Written instruction: Gather from the material every line that contains the string "equation".

Collected data entries:
++++++++++

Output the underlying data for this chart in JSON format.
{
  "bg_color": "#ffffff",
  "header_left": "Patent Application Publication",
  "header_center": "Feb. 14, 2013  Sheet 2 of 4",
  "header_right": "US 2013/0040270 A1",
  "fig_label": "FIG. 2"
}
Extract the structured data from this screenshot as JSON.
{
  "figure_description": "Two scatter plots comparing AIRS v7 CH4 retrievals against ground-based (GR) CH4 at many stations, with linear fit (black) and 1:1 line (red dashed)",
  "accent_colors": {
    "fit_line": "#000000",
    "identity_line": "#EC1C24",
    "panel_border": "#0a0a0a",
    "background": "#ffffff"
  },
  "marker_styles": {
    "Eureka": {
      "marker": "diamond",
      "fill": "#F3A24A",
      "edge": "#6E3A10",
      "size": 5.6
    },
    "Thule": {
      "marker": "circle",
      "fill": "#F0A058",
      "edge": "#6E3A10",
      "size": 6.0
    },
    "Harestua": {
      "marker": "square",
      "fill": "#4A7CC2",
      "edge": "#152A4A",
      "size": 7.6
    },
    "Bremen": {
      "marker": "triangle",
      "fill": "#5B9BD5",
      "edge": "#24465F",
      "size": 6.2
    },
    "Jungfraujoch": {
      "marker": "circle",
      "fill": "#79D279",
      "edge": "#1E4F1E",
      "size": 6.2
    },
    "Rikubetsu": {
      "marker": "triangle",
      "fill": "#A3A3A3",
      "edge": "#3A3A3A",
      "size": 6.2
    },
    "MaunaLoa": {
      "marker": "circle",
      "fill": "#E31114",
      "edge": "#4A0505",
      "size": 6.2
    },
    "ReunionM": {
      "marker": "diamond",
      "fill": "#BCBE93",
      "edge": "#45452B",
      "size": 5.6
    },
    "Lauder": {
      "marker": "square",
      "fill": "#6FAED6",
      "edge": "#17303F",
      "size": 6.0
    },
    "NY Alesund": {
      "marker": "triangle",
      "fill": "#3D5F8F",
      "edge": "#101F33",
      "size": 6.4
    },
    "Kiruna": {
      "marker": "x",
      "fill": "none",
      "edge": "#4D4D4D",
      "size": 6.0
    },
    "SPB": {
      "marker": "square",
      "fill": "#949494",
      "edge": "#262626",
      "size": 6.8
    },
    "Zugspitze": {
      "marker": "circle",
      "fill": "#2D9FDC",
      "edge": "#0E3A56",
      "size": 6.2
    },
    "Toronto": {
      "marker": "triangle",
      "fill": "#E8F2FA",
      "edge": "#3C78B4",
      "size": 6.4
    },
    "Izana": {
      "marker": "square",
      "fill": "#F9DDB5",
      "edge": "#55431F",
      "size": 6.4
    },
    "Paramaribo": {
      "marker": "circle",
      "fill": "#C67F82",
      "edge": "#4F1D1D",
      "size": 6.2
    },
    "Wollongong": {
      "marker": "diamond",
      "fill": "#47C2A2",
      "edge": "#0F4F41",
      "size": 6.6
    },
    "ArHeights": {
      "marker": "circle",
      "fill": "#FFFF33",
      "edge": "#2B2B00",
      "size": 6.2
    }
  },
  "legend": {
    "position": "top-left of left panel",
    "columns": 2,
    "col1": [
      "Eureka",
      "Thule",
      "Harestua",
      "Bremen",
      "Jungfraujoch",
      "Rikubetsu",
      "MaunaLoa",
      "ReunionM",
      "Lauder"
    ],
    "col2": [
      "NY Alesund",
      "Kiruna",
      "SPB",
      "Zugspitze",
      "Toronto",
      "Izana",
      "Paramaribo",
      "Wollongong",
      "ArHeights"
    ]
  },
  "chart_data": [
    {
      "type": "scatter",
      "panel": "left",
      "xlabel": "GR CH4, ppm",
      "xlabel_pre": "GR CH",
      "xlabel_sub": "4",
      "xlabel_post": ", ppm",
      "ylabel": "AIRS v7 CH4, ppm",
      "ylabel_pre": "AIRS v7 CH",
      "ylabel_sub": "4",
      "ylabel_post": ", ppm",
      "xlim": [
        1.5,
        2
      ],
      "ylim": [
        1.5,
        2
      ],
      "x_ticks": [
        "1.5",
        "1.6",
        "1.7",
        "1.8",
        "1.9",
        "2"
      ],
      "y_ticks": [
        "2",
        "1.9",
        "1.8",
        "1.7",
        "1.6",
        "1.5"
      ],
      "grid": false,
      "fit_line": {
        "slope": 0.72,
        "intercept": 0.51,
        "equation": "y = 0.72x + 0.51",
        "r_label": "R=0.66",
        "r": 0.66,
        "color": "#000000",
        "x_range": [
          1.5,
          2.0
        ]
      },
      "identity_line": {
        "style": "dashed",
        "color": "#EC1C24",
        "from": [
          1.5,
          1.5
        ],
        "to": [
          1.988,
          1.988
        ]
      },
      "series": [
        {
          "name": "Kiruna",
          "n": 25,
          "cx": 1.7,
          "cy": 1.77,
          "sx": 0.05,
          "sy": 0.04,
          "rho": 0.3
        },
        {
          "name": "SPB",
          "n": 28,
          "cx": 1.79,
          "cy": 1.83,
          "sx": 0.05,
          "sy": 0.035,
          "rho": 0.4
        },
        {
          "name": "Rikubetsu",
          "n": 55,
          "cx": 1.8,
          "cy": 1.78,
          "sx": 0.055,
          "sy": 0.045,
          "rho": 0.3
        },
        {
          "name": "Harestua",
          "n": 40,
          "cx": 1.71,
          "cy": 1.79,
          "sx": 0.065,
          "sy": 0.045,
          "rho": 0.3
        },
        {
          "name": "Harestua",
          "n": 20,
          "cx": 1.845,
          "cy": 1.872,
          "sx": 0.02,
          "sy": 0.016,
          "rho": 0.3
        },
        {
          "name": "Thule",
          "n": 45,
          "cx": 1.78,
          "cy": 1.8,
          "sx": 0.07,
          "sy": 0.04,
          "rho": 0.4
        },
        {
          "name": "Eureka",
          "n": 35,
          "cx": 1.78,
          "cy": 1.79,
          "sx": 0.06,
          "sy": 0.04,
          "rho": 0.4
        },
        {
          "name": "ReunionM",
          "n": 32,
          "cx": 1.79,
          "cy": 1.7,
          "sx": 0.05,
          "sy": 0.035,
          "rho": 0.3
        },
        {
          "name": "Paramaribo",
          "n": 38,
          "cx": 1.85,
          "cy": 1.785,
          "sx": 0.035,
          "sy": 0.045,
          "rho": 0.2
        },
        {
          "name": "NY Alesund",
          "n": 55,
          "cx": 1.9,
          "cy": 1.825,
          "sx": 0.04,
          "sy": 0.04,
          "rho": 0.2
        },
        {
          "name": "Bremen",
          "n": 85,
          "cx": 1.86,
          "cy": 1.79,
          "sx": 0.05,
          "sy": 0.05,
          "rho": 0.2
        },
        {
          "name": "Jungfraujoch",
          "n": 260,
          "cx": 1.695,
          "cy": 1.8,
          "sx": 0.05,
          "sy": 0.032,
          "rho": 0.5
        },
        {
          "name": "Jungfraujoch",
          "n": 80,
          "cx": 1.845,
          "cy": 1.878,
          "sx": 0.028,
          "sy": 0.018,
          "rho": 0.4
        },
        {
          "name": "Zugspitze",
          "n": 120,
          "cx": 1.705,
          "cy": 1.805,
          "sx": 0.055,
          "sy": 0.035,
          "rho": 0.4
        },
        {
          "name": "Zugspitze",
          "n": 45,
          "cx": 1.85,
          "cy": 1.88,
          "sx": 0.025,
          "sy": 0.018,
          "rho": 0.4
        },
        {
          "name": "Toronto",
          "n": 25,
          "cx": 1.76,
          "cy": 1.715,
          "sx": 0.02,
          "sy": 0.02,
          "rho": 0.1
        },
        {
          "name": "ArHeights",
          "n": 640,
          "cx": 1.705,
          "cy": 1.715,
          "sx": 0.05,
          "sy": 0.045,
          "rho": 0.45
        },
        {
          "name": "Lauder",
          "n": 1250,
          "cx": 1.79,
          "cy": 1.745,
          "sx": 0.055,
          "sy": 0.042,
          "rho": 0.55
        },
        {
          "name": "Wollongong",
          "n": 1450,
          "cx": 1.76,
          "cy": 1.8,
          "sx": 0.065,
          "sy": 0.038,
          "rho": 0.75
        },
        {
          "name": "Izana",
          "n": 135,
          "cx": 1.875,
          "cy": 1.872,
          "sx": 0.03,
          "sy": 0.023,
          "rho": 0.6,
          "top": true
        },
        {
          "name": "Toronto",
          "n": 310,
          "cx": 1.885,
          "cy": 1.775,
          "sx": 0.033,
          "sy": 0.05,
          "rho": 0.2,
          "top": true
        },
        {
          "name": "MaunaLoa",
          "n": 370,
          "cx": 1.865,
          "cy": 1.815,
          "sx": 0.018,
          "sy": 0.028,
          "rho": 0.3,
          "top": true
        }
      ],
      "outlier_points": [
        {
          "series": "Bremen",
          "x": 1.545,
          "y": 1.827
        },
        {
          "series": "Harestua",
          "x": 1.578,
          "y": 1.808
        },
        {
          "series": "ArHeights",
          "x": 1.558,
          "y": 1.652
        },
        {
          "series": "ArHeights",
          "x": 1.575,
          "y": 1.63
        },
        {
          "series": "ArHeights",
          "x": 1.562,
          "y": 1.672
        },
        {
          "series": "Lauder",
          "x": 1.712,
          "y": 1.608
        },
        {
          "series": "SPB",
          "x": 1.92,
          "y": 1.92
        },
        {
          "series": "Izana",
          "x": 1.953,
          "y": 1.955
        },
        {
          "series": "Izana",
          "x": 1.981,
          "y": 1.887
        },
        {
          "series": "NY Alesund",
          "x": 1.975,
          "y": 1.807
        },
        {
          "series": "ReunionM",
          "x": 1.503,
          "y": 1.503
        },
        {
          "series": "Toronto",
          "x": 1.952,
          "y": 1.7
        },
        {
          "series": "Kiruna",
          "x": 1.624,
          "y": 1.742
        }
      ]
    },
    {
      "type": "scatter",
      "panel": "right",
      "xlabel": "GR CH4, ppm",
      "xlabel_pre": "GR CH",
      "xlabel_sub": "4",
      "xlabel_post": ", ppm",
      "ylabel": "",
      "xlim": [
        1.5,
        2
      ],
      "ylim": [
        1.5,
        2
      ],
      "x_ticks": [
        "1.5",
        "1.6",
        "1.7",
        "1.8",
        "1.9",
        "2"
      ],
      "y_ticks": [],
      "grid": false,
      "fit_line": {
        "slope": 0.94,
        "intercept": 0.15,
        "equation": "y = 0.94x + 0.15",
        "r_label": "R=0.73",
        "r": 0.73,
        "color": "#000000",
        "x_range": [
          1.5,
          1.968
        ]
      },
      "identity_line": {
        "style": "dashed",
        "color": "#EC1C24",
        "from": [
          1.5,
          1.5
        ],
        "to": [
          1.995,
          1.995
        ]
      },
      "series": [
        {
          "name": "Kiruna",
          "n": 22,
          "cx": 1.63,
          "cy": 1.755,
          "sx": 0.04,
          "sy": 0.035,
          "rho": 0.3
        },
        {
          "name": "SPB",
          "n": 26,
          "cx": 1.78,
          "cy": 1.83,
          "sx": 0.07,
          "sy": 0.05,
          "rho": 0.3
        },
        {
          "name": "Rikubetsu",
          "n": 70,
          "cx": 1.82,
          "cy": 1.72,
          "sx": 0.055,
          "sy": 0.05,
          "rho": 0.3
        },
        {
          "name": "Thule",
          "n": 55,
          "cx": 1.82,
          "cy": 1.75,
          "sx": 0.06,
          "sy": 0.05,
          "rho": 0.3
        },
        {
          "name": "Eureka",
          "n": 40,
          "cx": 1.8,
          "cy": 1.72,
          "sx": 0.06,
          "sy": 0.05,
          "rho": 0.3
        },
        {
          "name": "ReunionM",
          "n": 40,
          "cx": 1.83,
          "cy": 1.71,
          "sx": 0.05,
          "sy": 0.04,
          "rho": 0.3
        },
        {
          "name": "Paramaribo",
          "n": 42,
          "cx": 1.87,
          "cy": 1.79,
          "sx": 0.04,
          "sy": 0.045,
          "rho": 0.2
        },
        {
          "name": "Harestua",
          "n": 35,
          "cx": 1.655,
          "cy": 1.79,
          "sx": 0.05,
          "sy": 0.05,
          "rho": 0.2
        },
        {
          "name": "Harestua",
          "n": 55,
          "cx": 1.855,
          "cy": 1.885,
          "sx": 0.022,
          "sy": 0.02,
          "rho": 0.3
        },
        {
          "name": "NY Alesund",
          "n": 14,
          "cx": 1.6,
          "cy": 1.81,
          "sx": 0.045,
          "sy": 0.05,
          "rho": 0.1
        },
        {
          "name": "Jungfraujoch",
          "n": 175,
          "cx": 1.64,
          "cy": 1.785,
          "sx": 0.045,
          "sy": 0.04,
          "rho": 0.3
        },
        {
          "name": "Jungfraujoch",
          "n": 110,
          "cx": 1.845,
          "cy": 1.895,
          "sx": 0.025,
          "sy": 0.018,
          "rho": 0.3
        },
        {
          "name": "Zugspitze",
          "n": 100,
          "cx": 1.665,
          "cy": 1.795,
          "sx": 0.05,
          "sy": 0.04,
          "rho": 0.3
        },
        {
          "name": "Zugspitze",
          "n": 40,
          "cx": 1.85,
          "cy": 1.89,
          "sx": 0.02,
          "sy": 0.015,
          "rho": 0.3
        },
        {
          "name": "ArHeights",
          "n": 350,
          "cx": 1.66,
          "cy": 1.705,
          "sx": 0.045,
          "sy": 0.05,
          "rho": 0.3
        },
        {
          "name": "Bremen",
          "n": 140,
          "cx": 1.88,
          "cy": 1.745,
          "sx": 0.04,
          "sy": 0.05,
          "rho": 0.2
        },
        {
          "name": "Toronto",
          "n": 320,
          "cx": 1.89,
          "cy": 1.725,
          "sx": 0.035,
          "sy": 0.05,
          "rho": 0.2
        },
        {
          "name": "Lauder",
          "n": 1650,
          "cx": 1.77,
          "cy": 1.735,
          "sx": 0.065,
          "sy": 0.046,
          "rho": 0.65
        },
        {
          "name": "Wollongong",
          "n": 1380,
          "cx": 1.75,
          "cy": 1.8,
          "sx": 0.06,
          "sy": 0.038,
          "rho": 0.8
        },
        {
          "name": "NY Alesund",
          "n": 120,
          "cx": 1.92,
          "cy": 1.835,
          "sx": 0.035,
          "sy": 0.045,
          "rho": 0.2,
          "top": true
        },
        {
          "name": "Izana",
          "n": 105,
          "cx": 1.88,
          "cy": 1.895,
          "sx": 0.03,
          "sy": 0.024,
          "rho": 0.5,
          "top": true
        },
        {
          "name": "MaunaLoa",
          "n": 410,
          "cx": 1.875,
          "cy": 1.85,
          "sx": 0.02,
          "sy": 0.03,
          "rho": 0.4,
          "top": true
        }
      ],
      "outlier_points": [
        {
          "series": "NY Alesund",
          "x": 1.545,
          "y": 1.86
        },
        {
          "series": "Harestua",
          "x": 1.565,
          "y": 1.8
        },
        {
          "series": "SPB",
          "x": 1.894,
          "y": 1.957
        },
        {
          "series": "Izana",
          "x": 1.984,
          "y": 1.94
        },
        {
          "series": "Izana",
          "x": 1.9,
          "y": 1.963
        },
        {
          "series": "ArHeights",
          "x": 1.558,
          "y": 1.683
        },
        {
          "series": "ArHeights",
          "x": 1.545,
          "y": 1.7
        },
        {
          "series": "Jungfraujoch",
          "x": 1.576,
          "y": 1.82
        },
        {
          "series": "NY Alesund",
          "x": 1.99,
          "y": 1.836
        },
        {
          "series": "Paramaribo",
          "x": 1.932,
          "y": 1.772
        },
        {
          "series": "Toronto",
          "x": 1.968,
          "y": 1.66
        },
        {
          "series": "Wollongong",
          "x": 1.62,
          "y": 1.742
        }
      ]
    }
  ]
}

++++++++++

Output of the task:
        "equation": "y = 0.72x + 0.51",
        "equation": "y = 0.94x + 0.15",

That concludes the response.